Written task:
Print the records below word for word, starting at their first line and ending at the line that contains "slot-cell[interactable]: ● xyxy=(134,181,146,188)", with both of those lines included.

Provided records:
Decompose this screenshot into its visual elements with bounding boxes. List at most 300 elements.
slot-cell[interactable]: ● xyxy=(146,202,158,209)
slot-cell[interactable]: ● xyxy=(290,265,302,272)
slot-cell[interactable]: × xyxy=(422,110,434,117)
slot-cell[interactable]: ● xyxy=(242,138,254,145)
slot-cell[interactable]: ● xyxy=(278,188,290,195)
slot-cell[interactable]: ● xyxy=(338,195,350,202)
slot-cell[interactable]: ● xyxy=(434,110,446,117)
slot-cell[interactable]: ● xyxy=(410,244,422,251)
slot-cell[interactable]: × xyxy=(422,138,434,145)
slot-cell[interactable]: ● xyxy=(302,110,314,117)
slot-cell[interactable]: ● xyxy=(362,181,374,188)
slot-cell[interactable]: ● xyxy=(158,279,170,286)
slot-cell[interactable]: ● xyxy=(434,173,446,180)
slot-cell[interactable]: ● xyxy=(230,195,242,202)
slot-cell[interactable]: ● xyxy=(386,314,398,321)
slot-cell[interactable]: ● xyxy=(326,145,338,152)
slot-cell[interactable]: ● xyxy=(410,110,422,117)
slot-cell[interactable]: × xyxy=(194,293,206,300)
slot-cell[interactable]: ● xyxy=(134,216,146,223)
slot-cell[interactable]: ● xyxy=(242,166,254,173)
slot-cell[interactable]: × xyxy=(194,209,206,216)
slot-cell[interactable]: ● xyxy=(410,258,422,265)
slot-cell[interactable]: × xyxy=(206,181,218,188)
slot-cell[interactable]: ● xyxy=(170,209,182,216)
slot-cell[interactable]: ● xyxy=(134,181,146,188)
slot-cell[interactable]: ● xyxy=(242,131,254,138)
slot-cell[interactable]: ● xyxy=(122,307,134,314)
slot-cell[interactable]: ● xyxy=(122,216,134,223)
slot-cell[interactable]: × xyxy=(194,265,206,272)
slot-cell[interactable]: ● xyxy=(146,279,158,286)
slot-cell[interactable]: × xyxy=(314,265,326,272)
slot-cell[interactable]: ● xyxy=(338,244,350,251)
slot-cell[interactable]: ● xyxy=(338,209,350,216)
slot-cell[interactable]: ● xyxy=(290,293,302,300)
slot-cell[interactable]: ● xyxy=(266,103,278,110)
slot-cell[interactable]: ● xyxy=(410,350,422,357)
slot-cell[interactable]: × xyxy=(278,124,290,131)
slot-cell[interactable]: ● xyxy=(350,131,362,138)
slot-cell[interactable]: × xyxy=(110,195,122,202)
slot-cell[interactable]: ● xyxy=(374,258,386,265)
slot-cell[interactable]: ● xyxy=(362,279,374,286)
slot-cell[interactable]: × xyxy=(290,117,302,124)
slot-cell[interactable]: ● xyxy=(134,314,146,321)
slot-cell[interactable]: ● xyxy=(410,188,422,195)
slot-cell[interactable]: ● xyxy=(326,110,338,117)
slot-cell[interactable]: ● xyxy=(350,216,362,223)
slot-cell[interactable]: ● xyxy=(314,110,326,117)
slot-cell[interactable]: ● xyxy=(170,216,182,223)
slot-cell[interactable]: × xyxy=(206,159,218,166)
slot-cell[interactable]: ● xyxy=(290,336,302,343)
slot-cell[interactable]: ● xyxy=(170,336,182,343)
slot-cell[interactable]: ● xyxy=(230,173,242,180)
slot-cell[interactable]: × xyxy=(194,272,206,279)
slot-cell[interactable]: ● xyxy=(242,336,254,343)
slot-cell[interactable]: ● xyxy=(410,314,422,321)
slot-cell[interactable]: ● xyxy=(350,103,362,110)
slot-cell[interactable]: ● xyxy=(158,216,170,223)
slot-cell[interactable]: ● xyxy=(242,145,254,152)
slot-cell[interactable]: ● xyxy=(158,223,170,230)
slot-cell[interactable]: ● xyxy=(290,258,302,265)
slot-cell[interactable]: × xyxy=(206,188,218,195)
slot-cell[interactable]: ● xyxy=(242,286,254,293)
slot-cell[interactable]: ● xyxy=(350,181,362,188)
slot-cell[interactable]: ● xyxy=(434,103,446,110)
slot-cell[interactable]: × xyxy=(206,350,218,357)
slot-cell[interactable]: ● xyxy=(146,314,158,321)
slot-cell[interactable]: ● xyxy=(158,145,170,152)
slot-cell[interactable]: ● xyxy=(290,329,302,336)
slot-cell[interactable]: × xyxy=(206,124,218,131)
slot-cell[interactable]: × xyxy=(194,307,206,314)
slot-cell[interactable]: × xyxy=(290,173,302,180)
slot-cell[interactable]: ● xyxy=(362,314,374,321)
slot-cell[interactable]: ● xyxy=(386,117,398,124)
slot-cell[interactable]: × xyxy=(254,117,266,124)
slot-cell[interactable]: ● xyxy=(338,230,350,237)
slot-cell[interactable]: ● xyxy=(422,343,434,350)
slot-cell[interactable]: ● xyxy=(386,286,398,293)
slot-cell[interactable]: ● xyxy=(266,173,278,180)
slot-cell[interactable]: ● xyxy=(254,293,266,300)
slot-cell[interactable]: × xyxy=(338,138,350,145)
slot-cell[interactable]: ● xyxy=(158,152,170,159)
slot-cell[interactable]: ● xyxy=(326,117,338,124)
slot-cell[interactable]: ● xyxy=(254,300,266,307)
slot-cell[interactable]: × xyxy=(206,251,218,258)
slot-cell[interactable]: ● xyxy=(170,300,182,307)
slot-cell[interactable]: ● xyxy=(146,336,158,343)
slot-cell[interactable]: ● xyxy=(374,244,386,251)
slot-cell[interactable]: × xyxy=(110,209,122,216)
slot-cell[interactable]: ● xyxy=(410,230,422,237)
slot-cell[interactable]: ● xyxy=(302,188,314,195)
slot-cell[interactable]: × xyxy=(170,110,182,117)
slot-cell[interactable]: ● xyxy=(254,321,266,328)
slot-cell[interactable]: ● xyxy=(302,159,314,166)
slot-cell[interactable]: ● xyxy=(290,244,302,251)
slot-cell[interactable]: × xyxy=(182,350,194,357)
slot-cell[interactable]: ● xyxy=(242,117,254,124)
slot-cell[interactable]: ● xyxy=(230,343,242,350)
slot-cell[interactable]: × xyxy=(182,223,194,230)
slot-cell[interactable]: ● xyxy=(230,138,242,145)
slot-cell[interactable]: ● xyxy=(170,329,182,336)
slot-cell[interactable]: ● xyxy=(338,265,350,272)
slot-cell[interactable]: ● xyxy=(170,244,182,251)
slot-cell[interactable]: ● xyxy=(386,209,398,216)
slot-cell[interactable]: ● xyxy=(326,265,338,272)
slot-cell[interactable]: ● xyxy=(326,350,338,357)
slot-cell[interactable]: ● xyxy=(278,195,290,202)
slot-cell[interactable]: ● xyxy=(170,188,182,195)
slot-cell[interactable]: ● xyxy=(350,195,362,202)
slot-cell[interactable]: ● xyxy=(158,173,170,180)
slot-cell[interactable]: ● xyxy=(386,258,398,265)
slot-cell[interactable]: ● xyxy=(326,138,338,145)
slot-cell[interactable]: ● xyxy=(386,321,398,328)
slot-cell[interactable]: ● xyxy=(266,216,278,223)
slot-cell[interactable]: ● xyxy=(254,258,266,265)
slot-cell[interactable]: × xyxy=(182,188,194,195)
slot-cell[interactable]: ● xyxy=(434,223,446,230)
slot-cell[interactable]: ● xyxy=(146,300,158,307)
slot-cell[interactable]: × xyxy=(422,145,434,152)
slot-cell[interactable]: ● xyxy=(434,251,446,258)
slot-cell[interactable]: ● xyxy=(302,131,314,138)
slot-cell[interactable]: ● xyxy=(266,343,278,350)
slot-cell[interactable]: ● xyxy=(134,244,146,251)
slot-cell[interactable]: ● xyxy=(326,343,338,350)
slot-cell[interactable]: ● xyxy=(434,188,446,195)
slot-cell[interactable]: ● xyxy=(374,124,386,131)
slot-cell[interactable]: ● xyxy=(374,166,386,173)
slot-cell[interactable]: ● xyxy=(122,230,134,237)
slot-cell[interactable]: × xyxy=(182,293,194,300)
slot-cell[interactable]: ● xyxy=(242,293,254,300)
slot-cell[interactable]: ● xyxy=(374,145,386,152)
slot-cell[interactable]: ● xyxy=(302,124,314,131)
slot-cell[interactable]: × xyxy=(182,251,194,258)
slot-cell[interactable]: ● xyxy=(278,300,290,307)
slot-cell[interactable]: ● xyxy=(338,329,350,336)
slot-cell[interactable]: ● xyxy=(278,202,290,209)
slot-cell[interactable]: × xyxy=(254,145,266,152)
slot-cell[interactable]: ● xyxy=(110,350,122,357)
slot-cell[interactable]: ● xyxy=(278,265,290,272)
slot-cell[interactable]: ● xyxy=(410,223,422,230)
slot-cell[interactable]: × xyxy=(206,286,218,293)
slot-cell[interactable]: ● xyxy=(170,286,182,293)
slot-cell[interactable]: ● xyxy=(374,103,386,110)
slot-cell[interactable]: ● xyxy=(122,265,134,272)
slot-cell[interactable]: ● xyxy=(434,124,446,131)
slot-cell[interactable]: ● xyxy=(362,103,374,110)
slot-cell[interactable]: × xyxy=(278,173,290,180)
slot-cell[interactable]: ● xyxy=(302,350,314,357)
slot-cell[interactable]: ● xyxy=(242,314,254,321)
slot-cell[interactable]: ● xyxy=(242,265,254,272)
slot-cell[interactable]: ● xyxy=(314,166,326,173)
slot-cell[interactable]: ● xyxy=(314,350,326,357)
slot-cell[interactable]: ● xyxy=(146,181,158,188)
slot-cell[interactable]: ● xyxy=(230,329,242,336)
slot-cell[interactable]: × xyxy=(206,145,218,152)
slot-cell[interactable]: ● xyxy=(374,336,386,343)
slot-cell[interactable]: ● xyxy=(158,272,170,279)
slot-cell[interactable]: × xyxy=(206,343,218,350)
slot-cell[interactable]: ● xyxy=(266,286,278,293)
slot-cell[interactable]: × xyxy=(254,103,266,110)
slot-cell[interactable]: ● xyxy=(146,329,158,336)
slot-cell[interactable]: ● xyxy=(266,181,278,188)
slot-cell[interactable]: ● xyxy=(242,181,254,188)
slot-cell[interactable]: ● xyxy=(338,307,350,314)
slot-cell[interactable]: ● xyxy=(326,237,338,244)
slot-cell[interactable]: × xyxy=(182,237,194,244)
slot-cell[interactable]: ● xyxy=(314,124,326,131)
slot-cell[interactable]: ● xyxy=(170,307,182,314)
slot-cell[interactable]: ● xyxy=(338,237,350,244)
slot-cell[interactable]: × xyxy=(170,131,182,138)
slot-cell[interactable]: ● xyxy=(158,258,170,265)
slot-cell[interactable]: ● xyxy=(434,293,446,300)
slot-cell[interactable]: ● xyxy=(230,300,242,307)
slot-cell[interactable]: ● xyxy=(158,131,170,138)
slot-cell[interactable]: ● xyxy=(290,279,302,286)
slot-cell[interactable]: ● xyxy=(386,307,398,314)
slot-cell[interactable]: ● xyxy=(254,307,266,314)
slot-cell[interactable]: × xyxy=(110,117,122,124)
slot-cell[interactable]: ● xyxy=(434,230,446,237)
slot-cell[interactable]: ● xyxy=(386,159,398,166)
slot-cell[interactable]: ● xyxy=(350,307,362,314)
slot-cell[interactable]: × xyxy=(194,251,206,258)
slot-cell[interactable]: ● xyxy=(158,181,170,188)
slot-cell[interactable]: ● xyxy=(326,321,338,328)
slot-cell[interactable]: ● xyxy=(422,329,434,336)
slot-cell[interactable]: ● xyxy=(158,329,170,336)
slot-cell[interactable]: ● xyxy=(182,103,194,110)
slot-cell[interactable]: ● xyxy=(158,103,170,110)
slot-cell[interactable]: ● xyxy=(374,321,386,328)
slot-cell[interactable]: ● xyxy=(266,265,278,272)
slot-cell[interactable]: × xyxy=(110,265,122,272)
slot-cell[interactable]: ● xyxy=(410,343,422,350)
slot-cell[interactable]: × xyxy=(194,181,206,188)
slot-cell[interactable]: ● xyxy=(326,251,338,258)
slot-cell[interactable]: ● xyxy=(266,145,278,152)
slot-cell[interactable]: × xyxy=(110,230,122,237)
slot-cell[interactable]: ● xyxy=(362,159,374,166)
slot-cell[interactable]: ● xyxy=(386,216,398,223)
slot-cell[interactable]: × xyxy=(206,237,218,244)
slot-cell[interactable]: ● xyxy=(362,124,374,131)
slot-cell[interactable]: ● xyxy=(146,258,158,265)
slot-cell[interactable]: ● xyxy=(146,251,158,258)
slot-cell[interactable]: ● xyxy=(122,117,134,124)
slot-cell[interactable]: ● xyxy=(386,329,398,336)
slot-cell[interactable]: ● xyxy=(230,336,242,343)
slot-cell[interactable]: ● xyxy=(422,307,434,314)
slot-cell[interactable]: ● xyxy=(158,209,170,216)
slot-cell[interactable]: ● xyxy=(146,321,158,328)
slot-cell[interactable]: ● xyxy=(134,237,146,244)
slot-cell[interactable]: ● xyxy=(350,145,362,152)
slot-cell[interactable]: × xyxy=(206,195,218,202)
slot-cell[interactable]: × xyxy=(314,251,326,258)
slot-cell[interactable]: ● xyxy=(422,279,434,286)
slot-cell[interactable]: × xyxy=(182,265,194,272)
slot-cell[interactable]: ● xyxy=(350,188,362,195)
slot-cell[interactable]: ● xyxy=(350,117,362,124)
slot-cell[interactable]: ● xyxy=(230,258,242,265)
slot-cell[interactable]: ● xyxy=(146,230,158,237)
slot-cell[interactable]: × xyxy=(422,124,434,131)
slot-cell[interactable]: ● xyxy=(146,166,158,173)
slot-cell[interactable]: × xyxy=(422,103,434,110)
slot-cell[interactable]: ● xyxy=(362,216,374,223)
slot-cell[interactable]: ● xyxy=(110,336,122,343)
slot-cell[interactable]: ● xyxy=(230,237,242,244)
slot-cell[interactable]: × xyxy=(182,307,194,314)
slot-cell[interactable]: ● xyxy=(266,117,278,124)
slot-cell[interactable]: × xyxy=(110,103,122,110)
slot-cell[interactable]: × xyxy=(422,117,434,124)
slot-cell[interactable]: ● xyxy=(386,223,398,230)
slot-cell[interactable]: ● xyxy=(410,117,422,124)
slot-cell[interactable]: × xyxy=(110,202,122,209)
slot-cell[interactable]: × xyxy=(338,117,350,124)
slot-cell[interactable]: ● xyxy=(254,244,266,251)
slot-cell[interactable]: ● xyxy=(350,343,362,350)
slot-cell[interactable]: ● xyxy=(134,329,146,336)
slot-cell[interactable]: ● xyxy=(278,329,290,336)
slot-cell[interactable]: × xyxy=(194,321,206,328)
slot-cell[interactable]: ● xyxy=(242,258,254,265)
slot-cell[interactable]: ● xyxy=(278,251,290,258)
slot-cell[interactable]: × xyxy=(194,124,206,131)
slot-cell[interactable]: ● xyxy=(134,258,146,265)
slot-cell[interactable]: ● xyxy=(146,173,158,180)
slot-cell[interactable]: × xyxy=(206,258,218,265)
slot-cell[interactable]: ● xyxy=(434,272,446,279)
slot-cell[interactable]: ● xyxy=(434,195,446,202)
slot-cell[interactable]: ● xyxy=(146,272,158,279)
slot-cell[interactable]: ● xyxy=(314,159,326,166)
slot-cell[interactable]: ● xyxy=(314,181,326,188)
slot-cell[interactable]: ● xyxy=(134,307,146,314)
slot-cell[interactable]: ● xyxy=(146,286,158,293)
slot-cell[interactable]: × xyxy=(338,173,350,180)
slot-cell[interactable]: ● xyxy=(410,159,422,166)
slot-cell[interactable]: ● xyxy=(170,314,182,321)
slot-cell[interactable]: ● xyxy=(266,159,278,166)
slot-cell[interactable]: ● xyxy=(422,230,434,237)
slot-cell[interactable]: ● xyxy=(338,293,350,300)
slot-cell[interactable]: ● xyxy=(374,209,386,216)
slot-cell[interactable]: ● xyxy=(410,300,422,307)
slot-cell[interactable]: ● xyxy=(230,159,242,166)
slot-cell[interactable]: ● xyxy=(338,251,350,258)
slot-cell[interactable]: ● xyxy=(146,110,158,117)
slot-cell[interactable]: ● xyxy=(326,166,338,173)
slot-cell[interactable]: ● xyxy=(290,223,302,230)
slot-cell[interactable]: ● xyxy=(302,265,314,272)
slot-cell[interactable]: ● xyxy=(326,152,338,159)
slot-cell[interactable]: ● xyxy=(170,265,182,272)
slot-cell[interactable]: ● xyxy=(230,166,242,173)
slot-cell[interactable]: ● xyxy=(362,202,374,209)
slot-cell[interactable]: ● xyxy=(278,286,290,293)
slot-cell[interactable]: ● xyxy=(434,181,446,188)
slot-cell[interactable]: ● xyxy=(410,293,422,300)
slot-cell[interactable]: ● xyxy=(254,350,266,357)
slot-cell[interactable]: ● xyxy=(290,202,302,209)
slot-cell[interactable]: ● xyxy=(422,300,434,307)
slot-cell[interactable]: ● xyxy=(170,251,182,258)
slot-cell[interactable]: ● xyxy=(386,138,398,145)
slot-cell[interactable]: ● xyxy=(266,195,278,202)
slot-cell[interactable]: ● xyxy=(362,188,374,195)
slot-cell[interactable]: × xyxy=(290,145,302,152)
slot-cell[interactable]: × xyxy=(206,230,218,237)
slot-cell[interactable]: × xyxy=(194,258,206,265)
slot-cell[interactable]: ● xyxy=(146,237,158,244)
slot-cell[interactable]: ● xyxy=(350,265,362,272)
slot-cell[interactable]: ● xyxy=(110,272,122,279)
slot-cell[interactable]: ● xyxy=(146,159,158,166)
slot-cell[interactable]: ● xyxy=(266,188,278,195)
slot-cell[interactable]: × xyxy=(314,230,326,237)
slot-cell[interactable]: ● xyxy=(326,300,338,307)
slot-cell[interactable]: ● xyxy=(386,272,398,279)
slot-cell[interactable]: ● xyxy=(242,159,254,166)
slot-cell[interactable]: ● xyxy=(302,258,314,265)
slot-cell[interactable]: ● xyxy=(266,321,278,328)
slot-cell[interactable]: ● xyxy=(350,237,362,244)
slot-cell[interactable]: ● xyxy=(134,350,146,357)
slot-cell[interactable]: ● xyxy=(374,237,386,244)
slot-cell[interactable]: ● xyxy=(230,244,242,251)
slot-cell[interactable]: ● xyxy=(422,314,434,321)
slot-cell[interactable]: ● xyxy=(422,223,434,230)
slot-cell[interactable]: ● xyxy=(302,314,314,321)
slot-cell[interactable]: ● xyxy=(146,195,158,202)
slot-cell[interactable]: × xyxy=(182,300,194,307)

Response to this task:
Decompose this screenshot into its visual elements with bounding boxes. List at most 300 elements.
slot-cell[interactable]: ● xyxy=(146,202,158,209)
slot-cell[interactable]: ● xyxy=(290,265,302,272)
slot-cell[interactable]: × xyxy=(422,110,434,117)
slot-cell[interactable]: ● xyxy=(242,138,254,145)
slot-cell[interactable]: ● xyxy=(278,188,290,195)
slot-cell[interactable]: ● xyxy=(338,195,350,202)
slot-cell[interactable]: ● xyxy=(434,110,446,117)
slot-cell[interactable]: ● xyxy=(410,244,422,251)
slot-cell[interactable]: × xyxy=(422,138,434,145)
slot-cell[interactable]: ● xyxy=(302,110,314,117)
slot-cell[interactable]: ● xyxy=(362,181,374,188)
slot-cell[interactable]: ● xyxy=(158,279,170,286)
slot-cell[interactable]: ● xyxy=(434,173,446,180)
slot-cell[interactable]: ● xyxy=(230,195,242,202)
slot-cell[interactable]: ● xyxy=(386,314,398,321)
slot-cell[interactable]: ● xyxy=(326,145,338,152)
slot-cell[interactable]: ● xyxy=(410,110,422,117)
slot-cell[interactable]: × xyxy=(194,293,206,300)
slot-cell[interactable]: ● xyxy=(134,216,146,223)
slot-cell[interactable]: ● xyxy=(242,166,254,173)
slot-cell[interactable]: × xyxy=(194,209,206,216)
slot-cell[interactable]: ● xyxy=(410,258,422,265)
slot-cell[interactable]: × xyxy=(206,181,218,188)
slot-cell[interactable]: ● xyxy=(170,209,182,216)
slot-cell[interactable]: ● xyxy=(134,181,146,188)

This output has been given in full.